### WHAT IS EXPECTED
Find every line containing the word "职业高中" and report the count, nothing more.

Extracted data entries
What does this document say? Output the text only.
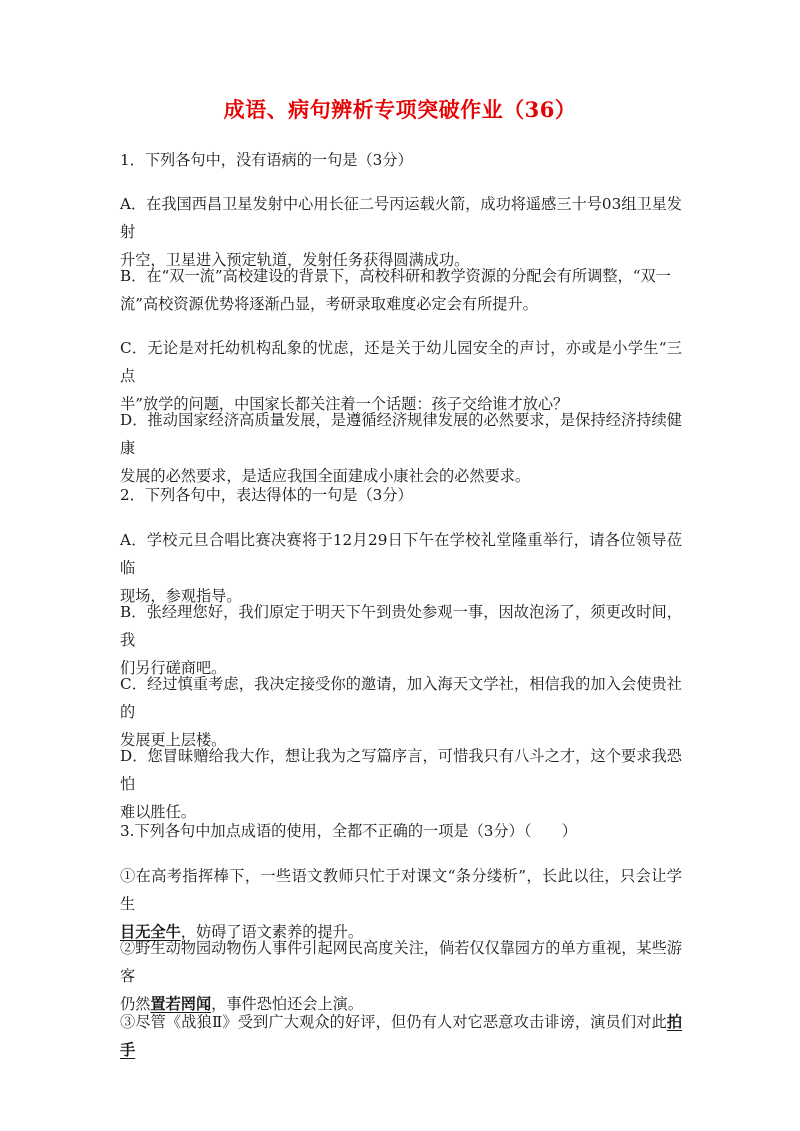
成语、病句辨析专项突破作业（36）
1．下列各句中，没有语病的一句是（3分）
A．在我国西昌卫星发射中心用长征二号丙运载火箭，成功将遥感三十号03组卫星发射
升空，卫星进入预定轨道，发射任务获得圆满成功。
B．在“双一流”高校建设的背景下，高校科研和教学资源的分配会有所调整，“双一
流”高校资源优势将逐渐凸显，考研录取难度必定会有所提升。
C．无论是对托幼机构乱象的忧虑，还是关于幼儿园安全的声讨，亦或是小学生“三点
半”放学的问题，中国家长都关注着一个话题：孩子交给谁才放心？
D．推动国家经济高质量发展，是遵循经济规律发展的必然要求，是保持经济持续健康
发展的必然要求，是适应我国全面建成小康社会的必然要求。
2．下列各句中，表达得体的一句是（3分）
A．学校元旦合唱比赛决赛将于12月29日下午在学校礼堂隆重举行，请各位领导莅临
现场，参观指导。
B．张经理您好，我们原定于明天下午到贵处参观一事，因故泡汤了，须更改时间，我
们另行磋商吧。
C．经过慎重考虑，我决定接受你的邀请，加入海天文学社，相信我的加入会使贵社的
发展更上层楼。
D．您冒昧赠给我大作，想让我为之写篇序言，可惜我只有八斗之才，这个要求我恐怕
难以胜任。
3.下列各句中加点成语的使用，全都不正确的一项是（3分）（　　）
①在高考指挥棒下，一些语文教师只忙于对课文“条分缕析”，长此以往，只会让学生
目无全牛，妨碍了语文素养的提升。
②野生动物园动物伤人事件引起网民高度关注，倘若仅仅靠园方的单方重视，某些游客
仍然置若罔闻，事件恐怕还会上演。
③尽管《战狼Ⅱ》受到广大观众的好评，但仍有人对它恶意攻击诽谤，演员们对此拍手
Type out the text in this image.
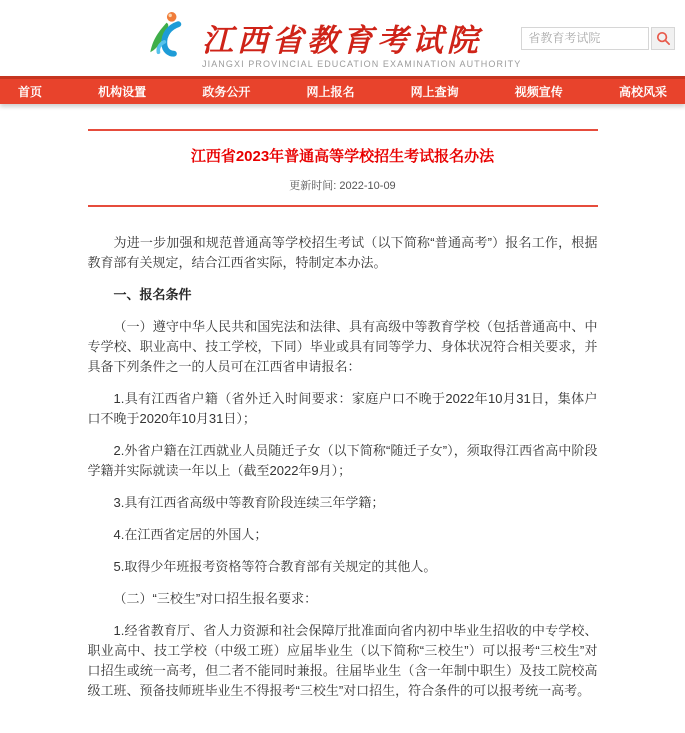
江西省教育考试院
JIANGXI PROVINCIAL EDUCATION EXAMINATION AUTHORITY
省教育考试院
首页	机构设置	政务公开	网上报名	网上查询	视频宣传	高校风采
江西省2023年普通高等学校招生考试报名办法
更新时间: 2022-10-09

为进一步加强和规范普通高等学校招生考试（以下简称“普通高考”）报名工作，根据教育部有关规定，结合江西省实际，特制定本办法。

一、报名条件

（一）遵守中华人民共和国宪法和法律、具有高级中等教育学校（包括普通高中、中专学校、职业高中、技工学校，下同）毕业或具有同等学力、身体状况符合相关要求，并具备下列条件之一的人员可在江西省申请报名：

1.具有江西省户籍（省外迁入时间要求：家庭户口不晚于2022年10月31日，集体户口不晚于2020年10月31日）；

2.外省户籍在江西就业人员随迁子女（以下简称“随迁子女”），须取得江西省高中阶段学籍并实际就读一年以上（截至2022年9月）；

3.具有江西省高级中等教育阶段连续三年学籍；

4.在江西省定居的外国人；

5.取得少年班报考资格等符合教育部有关规定的其他人。

（二）“三校生”对口招生报名要求：

1.经省教育厅、省人力资源和社会保障厅批准面向省内初中毕业生招收的中专学校、职业高中、技工学校（中级工班）应届毕业生（以下简称“三校生”）可以报考“三校生”对口招生或统一高考，但二者不能同时兼报。往届毕业生（含一年制中职生）及技工院校高级工班、预备技师班毕业生不得报考“三校生”对口招生，符合条件的可以报考统一高考。
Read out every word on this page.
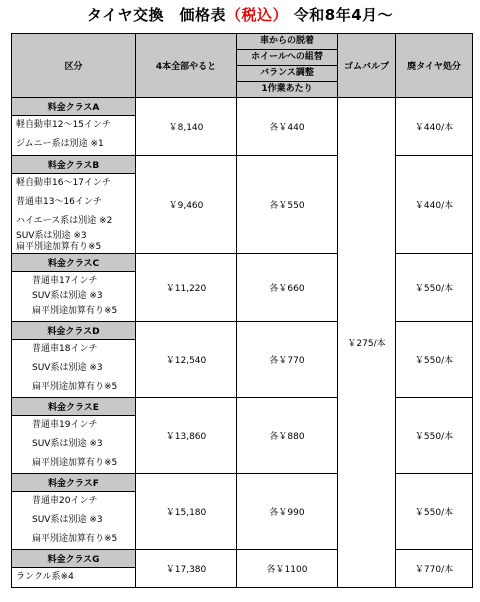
タイヤ交換　価格表（税込） 令和8年4月～
区分	4本全部やると	車からの脱着	ゴムバルブ	廃タイヤ処分
		ホイールへの組替		
		バランス調整		
		1作業あたり		
料金クラスA	￥8,140	各￥440	￥275/本	￥440/本

軽自動車12～15インチ
ジムニー系は別途 ※1				

料金クラスB	￥9,460	各￥550		￥440/本

軽自動車16～17インチ
普通車13～16インチ
ハイエース系は別途 ※2
SUV系は別途 ※3
扁平別途加算有り※5				

料金クラスC	￥11,220	各￥660		￥550/本

普通車17インチ
SUV系は別途 ※3
扁平別途加算有り※5				

料金クラスD	￥12,540	各￥770		￥550/本

普通車18インチ
SUV系は別途 ※3
扁平別途加算有り※5				

料金クラスE	￥13,860	各￥880		￥550/本

普通車19インチ
SUV系は別途 ※3
扁平別途加算有り※5				

料金クラスF	￥15,180	各￥990		￥550/本

普通車20インチ
SUV系は別途 ※3
扁平別途加算有り※5				

料金クラスG	￥17,380	各￥1100		￥770/本

ランクル系※4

### THE OUTPUT
2